THE INPUT:
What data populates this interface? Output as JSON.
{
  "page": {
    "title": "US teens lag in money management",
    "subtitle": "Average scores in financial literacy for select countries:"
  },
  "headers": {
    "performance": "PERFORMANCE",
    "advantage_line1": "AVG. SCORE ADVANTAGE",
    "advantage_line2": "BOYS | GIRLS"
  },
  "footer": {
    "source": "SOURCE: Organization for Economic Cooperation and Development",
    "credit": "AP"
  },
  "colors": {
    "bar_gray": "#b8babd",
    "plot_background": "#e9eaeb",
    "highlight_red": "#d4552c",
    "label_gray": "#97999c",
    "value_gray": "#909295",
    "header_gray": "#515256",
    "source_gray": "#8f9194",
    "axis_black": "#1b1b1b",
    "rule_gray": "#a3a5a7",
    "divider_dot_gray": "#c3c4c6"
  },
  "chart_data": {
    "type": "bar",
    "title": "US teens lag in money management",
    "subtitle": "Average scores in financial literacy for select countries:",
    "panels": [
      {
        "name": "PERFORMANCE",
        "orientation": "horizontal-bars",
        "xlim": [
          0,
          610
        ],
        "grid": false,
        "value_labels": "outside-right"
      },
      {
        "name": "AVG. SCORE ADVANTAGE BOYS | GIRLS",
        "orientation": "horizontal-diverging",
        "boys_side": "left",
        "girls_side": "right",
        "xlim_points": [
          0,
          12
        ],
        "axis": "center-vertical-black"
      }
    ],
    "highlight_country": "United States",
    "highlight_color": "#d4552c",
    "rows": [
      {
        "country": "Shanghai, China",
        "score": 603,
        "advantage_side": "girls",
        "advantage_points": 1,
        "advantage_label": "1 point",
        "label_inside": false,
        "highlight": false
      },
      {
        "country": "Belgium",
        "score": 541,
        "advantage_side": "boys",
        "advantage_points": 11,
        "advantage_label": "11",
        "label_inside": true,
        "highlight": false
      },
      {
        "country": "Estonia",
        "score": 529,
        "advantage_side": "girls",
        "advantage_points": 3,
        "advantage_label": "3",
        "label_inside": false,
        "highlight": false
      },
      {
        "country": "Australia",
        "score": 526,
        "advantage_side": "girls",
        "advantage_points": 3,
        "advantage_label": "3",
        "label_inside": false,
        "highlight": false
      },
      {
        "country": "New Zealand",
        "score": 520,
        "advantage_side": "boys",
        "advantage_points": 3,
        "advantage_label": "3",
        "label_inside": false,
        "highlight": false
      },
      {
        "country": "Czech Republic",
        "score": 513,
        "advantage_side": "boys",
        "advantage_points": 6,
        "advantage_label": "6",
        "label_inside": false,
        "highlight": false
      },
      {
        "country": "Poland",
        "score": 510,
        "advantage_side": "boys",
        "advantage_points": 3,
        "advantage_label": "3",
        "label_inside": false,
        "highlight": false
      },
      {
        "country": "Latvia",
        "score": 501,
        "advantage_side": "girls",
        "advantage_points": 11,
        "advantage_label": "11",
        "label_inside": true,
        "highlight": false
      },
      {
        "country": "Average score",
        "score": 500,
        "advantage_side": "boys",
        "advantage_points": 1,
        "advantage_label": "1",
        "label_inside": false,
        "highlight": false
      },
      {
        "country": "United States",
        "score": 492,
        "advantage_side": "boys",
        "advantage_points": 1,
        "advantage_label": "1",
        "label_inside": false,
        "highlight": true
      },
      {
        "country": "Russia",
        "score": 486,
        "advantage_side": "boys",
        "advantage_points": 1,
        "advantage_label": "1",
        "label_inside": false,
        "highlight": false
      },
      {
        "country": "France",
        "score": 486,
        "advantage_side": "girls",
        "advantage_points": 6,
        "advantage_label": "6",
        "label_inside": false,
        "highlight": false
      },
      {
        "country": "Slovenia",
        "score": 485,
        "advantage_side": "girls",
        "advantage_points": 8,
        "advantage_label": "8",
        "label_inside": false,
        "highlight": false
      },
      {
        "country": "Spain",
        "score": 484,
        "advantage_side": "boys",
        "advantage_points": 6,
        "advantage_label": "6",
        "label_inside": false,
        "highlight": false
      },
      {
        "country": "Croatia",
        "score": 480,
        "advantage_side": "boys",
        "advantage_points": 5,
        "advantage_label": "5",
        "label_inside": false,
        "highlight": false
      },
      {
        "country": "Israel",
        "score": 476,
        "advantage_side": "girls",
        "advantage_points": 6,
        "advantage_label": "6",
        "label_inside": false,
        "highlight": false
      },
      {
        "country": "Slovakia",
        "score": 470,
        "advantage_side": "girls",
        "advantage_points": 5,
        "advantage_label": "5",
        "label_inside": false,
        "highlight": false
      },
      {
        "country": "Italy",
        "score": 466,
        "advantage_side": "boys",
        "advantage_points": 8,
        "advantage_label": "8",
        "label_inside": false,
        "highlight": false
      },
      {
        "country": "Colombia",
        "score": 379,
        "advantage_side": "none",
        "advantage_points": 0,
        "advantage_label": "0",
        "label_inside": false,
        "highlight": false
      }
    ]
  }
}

EXERCISE DESCRIPTION: Find and copy each line above that includes the string "States".

RESULT BELOW:
    "highlight_country": "United States",
        "country": "United States",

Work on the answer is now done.